__GIVEN PROBLEM__: Scan the entries below and extract each line with the word "JSON" in it.

[Begin]

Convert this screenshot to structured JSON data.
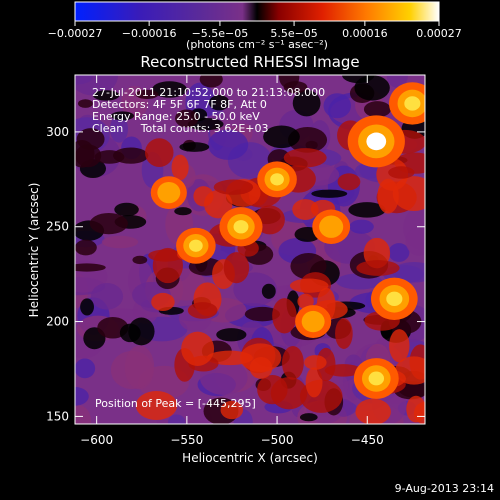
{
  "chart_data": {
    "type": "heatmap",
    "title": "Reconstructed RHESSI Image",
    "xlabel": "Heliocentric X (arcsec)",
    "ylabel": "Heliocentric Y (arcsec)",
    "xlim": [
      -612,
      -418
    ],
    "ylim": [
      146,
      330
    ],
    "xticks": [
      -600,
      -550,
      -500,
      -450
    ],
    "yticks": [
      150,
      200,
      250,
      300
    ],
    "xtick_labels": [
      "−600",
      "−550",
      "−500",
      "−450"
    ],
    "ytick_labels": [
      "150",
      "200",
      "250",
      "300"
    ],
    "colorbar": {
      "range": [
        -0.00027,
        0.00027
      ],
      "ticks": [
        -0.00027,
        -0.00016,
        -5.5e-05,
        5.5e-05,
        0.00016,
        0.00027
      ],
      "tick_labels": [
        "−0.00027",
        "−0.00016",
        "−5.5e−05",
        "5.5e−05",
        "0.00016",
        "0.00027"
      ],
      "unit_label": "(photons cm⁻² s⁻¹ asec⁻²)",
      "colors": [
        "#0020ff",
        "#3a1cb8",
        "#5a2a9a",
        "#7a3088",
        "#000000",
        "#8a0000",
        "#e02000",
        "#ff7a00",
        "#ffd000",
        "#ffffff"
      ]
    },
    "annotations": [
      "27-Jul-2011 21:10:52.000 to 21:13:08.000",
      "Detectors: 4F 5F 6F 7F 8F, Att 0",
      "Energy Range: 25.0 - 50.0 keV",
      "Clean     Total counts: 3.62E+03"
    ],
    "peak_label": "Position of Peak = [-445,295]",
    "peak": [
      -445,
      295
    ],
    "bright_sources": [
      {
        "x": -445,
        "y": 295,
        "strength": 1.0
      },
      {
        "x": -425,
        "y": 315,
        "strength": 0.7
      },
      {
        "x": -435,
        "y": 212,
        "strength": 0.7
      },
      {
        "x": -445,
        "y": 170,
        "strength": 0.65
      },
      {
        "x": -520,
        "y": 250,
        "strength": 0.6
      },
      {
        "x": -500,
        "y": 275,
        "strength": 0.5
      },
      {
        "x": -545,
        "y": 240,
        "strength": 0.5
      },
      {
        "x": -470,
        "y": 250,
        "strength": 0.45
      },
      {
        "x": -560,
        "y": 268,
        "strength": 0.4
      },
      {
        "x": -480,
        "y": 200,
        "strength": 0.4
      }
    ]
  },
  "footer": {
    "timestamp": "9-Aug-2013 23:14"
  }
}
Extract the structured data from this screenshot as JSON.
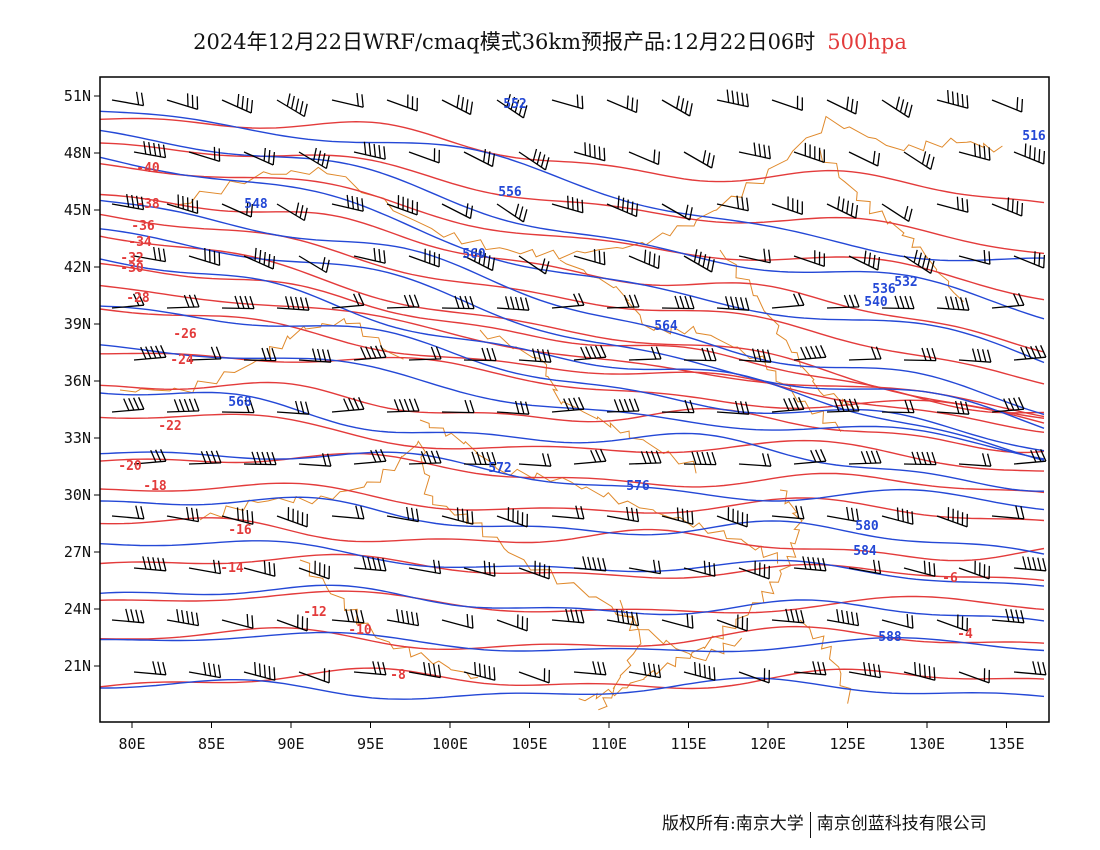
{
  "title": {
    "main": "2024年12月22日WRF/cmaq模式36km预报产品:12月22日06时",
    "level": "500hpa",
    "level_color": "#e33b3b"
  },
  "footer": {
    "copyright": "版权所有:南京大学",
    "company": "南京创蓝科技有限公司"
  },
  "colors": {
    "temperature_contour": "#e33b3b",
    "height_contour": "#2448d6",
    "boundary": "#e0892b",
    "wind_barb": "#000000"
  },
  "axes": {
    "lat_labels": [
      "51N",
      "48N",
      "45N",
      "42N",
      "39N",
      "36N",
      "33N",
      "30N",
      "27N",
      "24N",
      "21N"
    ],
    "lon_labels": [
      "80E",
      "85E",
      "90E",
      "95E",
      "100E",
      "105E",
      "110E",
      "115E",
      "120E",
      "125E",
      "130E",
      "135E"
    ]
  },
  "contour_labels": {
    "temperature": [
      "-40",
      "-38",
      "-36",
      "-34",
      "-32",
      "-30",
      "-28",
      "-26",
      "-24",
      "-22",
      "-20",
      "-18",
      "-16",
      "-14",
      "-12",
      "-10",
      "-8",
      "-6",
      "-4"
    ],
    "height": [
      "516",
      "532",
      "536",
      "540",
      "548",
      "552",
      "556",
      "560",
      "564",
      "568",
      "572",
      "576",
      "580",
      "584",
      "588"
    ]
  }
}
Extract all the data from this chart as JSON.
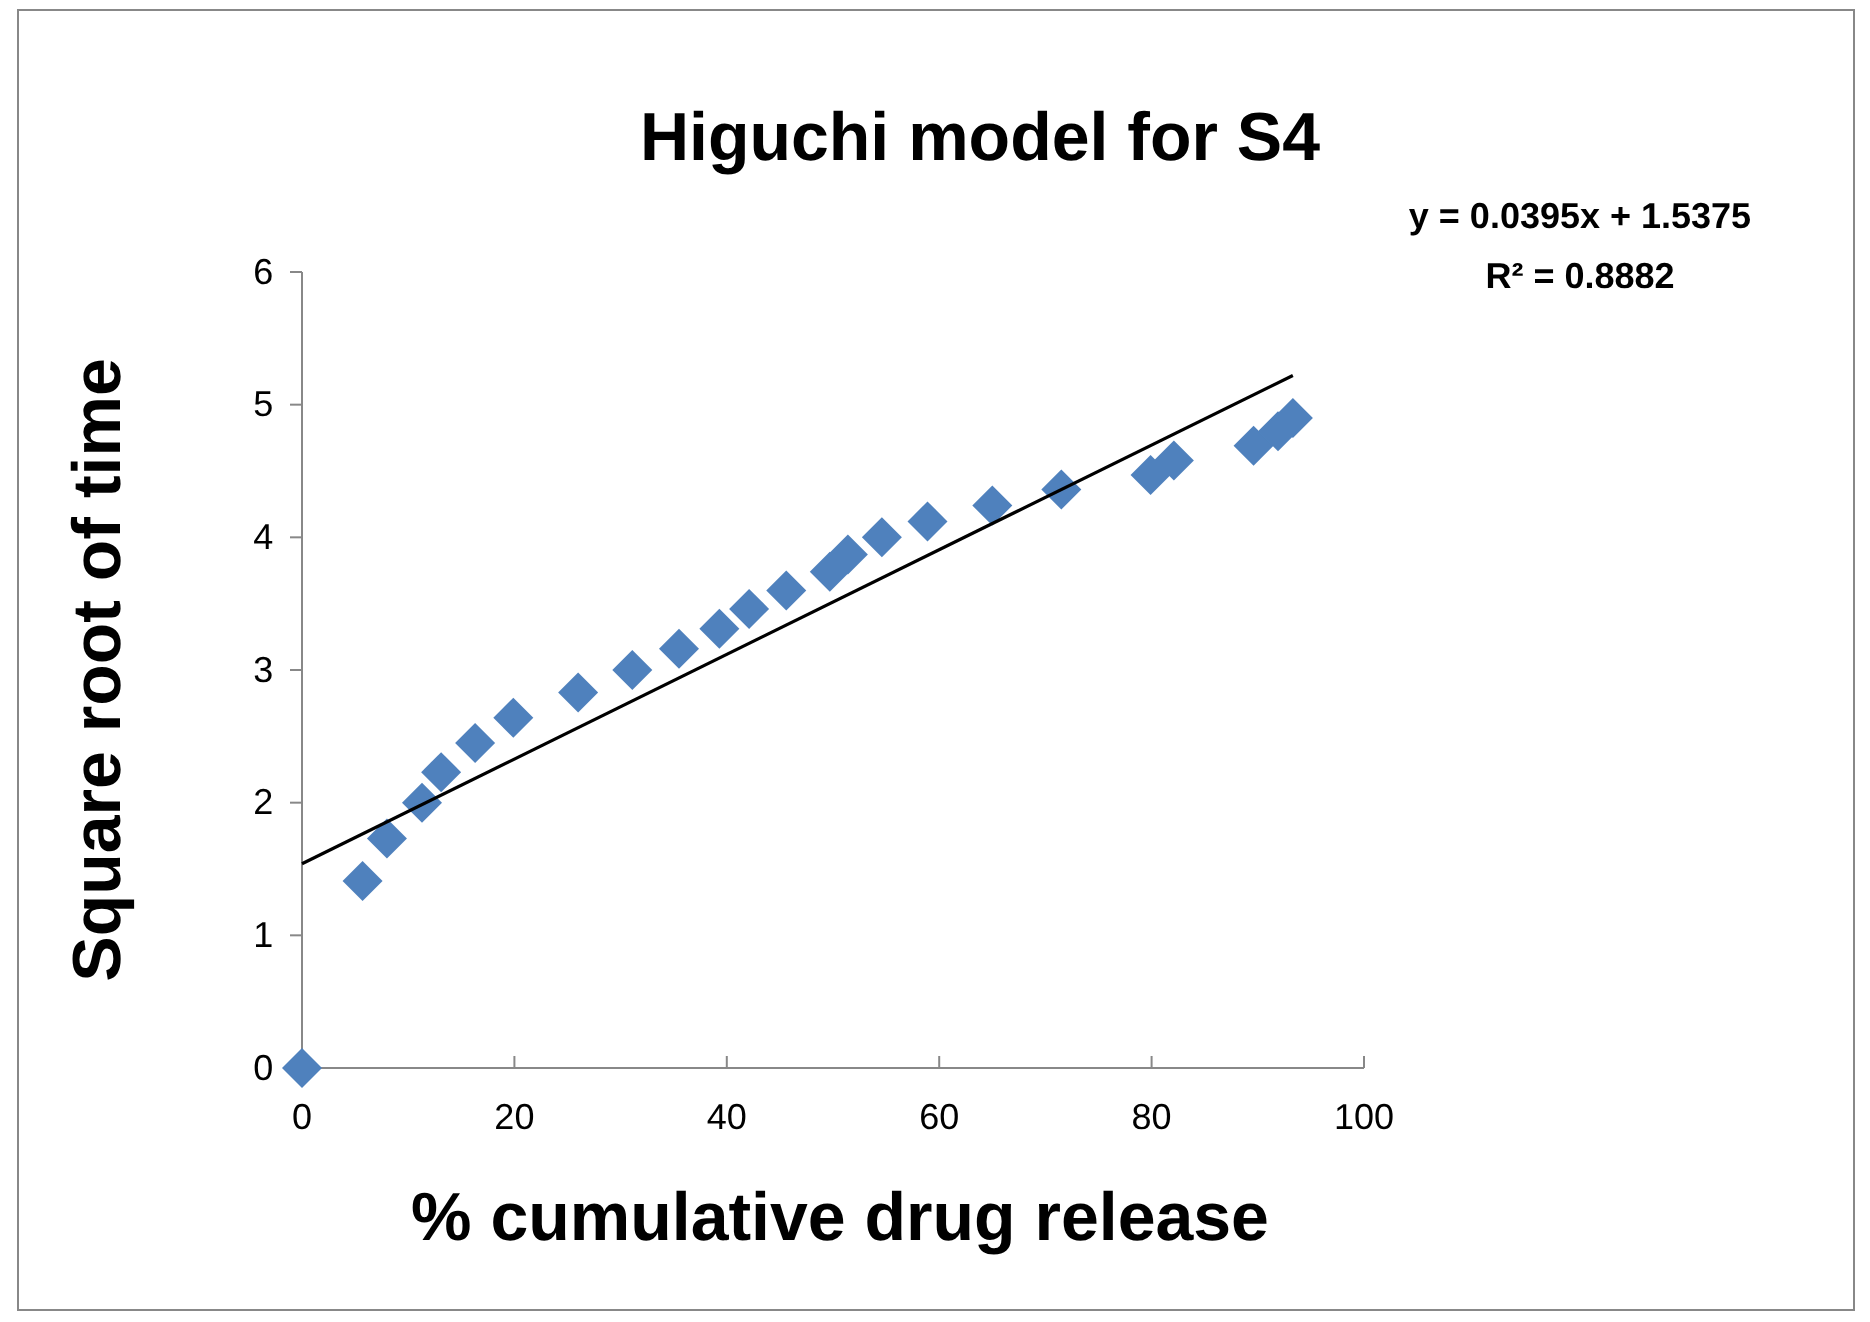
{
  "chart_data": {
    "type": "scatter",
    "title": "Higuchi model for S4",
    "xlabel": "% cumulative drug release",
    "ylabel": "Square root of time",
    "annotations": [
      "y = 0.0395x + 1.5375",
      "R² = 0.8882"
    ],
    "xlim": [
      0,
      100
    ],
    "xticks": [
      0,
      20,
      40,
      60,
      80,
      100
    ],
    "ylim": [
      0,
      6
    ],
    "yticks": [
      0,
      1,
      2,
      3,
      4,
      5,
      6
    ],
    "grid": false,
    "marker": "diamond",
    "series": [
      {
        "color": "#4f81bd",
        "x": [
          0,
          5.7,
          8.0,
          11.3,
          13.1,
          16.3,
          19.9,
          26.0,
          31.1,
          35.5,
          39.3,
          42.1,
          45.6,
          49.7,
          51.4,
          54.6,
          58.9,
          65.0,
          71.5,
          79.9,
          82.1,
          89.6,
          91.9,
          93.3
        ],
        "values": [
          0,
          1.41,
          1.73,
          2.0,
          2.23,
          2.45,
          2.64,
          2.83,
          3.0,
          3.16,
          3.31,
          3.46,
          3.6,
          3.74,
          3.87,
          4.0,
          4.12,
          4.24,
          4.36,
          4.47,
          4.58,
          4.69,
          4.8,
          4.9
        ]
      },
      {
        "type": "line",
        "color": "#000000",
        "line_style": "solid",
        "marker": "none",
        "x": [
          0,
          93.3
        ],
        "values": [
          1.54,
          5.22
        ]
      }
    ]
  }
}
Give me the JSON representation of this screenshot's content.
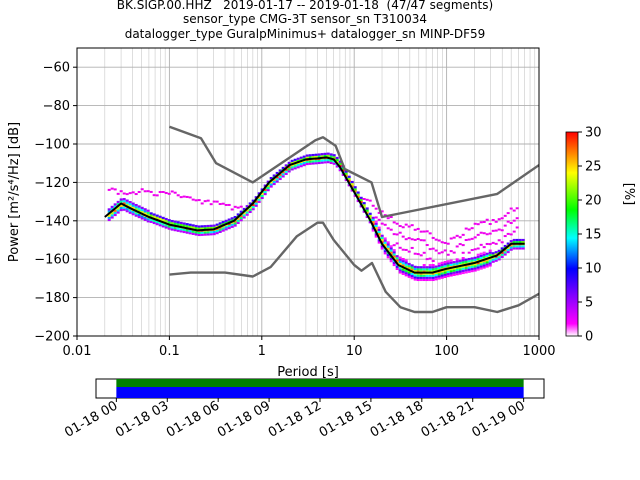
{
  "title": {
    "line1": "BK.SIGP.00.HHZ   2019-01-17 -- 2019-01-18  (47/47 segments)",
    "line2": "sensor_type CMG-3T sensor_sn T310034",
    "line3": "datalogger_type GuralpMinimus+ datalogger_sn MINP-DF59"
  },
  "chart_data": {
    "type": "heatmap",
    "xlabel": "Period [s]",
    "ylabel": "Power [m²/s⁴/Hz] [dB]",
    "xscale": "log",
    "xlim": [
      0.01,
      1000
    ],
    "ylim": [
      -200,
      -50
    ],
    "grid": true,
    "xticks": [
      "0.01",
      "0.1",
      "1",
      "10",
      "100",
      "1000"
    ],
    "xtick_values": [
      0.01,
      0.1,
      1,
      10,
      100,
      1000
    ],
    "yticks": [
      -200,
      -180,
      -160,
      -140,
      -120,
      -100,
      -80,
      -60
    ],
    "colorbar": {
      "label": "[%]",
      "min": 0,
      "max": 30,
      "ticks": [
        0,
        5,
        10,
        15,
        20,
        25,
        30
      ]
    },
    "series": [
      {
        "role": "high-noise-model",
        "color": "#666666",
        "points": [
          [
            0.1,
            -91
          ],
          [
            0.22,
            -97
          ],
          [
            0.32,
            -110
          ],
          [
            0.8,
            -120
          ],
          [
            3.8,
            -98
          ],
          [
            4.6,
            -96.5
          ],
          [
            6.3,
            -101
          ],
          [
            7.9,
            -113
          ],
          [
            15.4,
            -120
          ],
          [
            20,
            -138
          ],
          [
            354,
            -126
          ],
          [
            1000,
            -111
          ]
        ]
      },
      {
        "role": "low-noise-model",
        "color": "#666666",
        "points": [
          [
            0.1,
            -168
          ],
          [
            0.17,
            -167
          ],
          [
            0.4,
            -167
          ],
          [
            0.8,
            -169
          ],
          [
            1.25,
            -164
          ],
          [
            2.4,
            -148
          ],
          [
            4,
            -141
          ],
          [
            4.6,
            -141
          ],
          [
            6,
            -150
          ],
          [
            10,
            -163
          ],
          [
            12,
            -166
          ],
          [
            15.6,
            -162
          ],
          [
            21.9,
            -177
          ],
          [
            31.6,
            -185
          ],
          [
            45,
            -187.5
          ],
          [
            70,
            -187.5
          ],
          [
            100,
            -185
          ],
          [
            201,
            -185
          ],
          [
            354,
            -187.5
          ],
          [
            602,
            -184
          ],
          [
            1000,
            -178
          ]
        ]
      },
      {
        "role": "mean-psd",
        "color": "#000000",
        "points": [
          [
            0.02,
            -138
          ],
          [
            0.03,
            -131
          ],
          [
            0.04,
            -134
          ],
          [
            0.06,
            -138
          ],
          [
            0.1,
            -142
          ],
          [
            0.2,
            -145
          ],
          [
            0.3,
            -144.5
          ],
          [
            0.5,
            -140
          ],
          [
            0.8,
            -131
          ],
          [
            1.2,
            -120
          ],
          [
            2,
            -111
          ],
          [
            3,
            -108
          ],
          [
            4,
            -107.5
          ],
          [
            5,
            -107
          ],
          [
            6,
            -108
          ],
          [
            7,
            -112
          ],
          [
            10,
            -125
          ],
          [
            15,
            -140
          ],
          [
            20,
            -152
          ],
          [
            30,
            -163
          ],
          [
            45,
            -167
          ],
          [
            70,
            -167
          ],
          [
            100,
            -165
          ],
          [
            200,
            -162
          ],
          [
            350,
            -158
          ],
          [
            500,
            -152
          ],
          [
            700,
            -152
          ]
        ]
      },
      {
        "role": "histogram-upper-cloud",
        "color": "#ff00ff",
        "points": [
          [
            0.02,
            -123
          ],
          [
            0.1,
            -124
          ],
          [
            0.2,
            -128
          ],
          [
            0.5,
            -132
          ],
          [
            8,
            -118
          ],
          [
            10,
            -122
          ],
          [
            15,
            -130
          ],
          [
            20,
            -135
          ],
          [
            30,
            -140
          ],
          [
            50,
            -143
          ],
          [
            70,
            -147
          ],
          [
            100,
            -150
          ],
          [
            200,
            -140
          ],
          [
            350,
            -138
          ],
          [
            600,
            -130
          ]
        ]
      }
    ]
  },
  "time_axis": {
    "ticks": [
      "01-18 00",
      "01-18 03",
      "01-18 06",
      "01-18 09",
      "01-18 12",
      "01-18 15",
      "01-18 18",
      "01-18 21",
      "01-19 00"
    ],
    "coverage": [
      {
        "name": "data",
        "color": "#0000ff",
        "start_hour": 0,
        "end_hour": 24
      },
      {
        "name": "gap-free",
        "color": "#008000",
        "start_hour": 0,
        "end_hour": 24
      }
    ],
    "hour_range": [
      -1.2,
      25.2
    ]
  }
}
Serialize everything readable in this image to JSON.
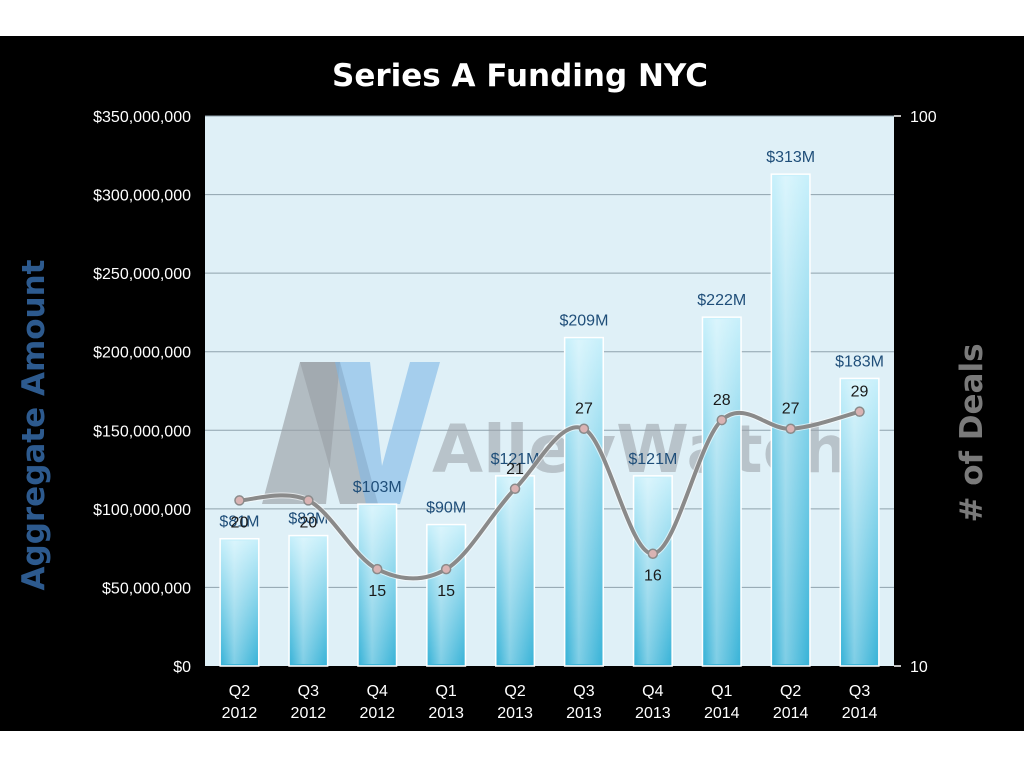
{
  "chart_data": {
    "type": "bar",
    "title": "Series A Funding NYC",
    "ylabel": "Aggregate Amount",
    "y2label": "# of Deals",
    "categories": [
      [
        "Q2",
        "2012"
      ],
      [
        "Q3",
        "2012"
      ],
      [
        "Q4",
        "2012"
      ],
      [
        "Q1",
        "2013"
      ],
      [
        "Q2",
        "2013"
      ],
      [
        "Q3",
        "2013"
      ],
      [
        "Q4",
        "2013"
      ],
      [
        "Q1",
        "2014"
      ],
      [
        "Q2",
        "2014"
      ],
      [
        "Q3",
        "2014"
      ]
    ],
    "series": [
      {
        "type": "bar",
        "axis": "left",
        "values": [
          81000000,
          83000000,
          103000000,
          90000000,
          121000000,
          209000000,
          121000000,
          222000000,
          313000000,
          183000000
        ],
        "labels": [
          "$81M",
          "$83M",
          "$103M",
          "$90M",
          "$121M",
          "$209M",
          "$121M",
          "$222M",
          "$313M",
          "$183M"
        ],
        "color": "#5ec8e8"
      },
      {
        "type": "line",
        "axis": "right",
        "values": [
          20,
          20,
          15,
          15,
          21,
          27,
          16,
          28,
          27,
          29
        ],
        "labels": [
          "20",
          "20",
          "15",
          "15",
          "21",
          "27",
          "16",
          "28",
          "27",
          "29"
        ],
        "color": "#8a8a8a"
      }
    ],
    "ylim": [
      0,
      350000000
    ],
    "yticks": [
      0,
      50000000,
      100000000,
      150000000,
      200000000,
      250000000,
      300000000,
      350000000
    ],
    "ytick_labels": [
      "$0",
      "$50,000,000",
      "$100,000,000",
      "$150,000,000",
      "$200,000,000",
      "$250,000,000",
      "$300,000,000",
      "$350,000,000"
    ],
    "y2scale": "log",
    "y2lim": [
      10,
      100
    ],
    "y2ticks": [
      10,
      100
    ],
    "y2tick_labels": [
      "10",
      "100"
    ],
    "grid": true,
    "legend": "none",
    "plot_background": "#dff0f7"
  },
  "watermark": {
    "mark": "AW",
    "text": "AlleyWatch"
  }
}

[End]

__EXERCISE SOLUTION__:
Convert this screenshot to structured JSON data.
Extract the structured data from this screenshot as JSON.
Extract all the data from this chart as JSON.
Give me the JSON representation of this screenshot's content.
Serialize everything readable in this image to JSON.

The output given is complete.